## Begin

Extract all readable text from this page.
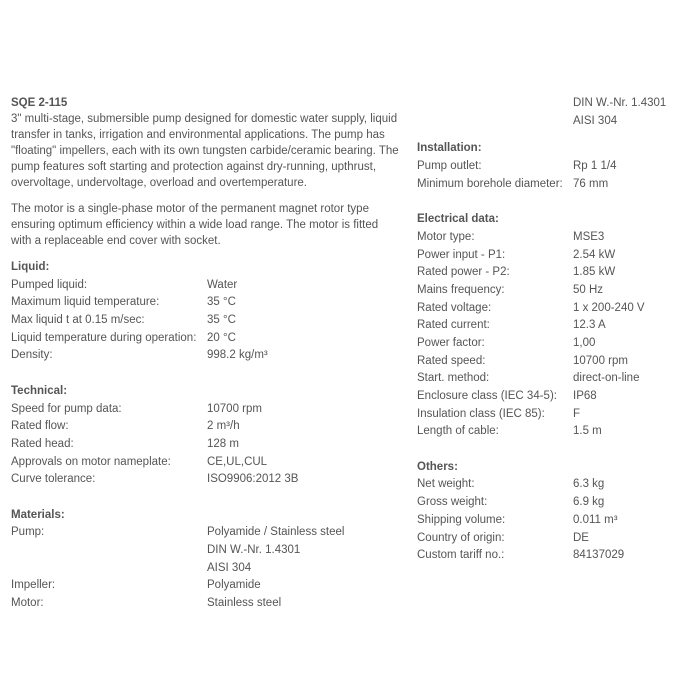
SQE 2-115

3" multi-stage, submersible pump designed for domestic water supply, liquid transfer in tanks, irrigation and environmental applications. The pump has "floating" impellers, each with its own tungsten carbide/ceramic bearing. The pump features soft starting and protection against dry-running, upthrust, overvoltage, undervoltage, overload and overtemperature.

The motor is a single-phase motor of the permanent magnet rotor type ensuring optimum efficiency within a wide load range. The motor is fitted with a replaceable end cover with socket.

Liquid:
Pumped liquid:	Water
Maximum liquid temperature:	35 °C
Max liquid t at 0.15 m/sec:	35 °C
Liquid temperature during operation: 20 °C
Density:	998.2 kg/m³
Technical:
Speed for pump data:	10700 rpm
Rated flow:	2 m³/h
Rated head:	128 m
Approvals on motor nameplate:	CE,UL,CUL
Curve tolerance:	ISO9906:2012 3B
Materials:
Pump:	Polyamide / Stainless steel
DIN W.-Nr. 1.4301
AISI 304
Impeller:	Polyamide
Motor:	Stainless steel
DIN W.-Nr. 1.4301
AISI 304
Installation:
Pump outlet:	Rp 1 1/4
Minimum borehole diameter: 76 mm
Electrical data:
Motor type:	MSE3
Power input - P1:	2.54 kW
Rated power - P2:	1.85 kW
Mains frequency:	50 Hz
Rated voltage:	1 x 200-240 V
Rated current:	12.3 A
Power factor:	1,00
Rated speed:	10700 rpm
Start. method:	direct-on-line
Enclosure class (IEC 34-5):	IP68
Insulation class (IEC 85):	F
Length of cable:	1.5 m
Others:
Net weight:	6.3 kg
Gross weight:	6.9 kg
Shipping volume:	0.011 m³
Country of origin:	DE
Custom tariff no.:	84137029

## End

● **Problem statement**
From start to finish, output the listing exactly, but omit its pictures.

● **Answer in full**
Extract all readable text from this page.
SQE 2-115

3" multi-stage, submersible pump designed for domestic water supply, liquid transfer in tanks, irrigation and environmental applications. The pump has "floating" impellers, each with its own tungsten carbide/ceramic bearing. The pump features soft starting and protection against dry-running, upthrust, overvoltage, undervoltage, overload and overtemperature.

The motor is a single-phase motor of the permanent magnet rotor type ensuring optimum efficiency within a wide load range. The motor is fitted with a replaceable end cover with socket.

Liquid:
Pumped liquid:	Water
Maximum liquid temperature:	35 °C
Max liquid t at 0.15 m/sec:	35 °C
Liquid temperature during operation: 20 °C
Density:	998.2 kg/m³
Technical:
Speed for pump data:	10700 rpm
Rated flow:	2 m³/h
Rated head:	128 m
Approvals on motor nameplate:	CE,UL,CUL
Curve tolerance:	ISO9906:2012 3B
Materials:
Pump:	Polyamide / Stainless steel
DIN W.-Nr. 1.4301
AISI 304
Impeller:	Polyamide
Motor:	Stainless steel
DIN W.-Nr. 1.4301
AISI 304
Installation:
Pump outlet:	Rp 1 1/4
Minimum borehole diameter: 76 mm
Electrical data:
Motor type:	MSE3
Power input - P1:	2.54 kW
Rated power - P2:	1.85 kW
Mains frequency:	50 Hz
Rated voltage:	1 x 200-240 V
Rated current:	12.3 A
Power factor:	1,00
Rated speed:	10700 rpm
Start. method:	direct-on-line
Enclosure class (IEC 34-5):	IP68
Insulation class (IEC 85):	F
Length of cable:	1.5 m
Others:
Net weight:	6.3 kg
Gross weight:	6.9 kg
Shipping volume:	0.011 m³
Country of origin:	DE
Custom tariff no.:	84137029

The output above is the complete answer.